Dataset entries:
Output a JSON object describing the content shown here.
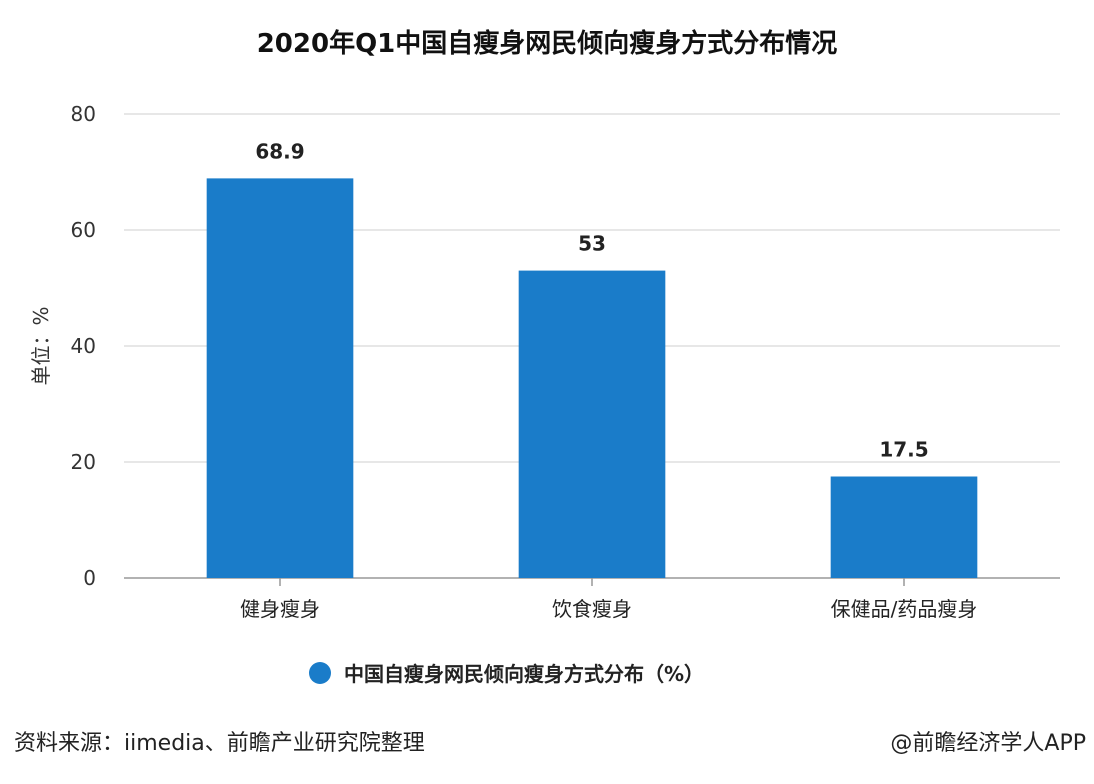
{
  "chart_data": {
    "type": "bar",
    "title": "2020年Q1中国自瘦身网民倾向瘦身方式分布情况",
    "ylabel": "单位：%",
    "xlabel": "",
    "categories": [
      "健身瘦身",
      "饮食瘦身",
      "保健品/药品瘦身"
    ],
    "series": [
      {
        "name": "中国自瘦身网民倾向瘦身方式分布（%）",
        "values": [
          68.9,
          53,
          17.5
        ],
        "labels": [
          "68.9",
          "53",
          "17.5"
        ]
      }
    ],
    "ylim": [
      0,
      80
    ],
    "yticks": [
      0,
      20,
      40,
      60,
      80
    ],
    "grid": true,
    "legend": "bottom-center",
    "bar_color": "#1a7cc9"
  },
  "footer": {
    "source": "资料来源：iimedia、前瞻产业研究院整理",
    "credit": "@前瞻经济学人APP"
  }
}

What you will do: Retype all entries exactly as they appear, dropping the images.

Solution for this problem:
Output a JSON object describing the content shown here.
{
  "chart_data": {
    "type": "bar",
    "title": "2020年Q1中国自瘦身网民倾向瘦身方式分布情况",
    "ylabel": "单位：%",
    "xlabel": "",
    "categories": [
      "健身瘦身",
      "饮食瘦身",
      "保健品/药品瘦身"
    ],
    "series": [
      {
        "name": "中国自瘦身网民倾向瘦身方式分布（%）",
        "values": [
          68.9,
          53,
          17.5
        ],
        "labels": [
          "68.9",
          "53",
          "17.5"
        ]
      }
    ],
    "ylim": [
      0,
      80
    ],
    "yticks": [
      0,
      20,
      40,
      60,
      80
    ],
    "grid": true,
    "legend": "bottom-center",
    "bar_color": "#1a7cc9"
  },
  "footer": {
    "source": "资料来源：iimedia、前瞻产业研究院整理",
    "credit": "@前瞻经济学人APP"
  }
}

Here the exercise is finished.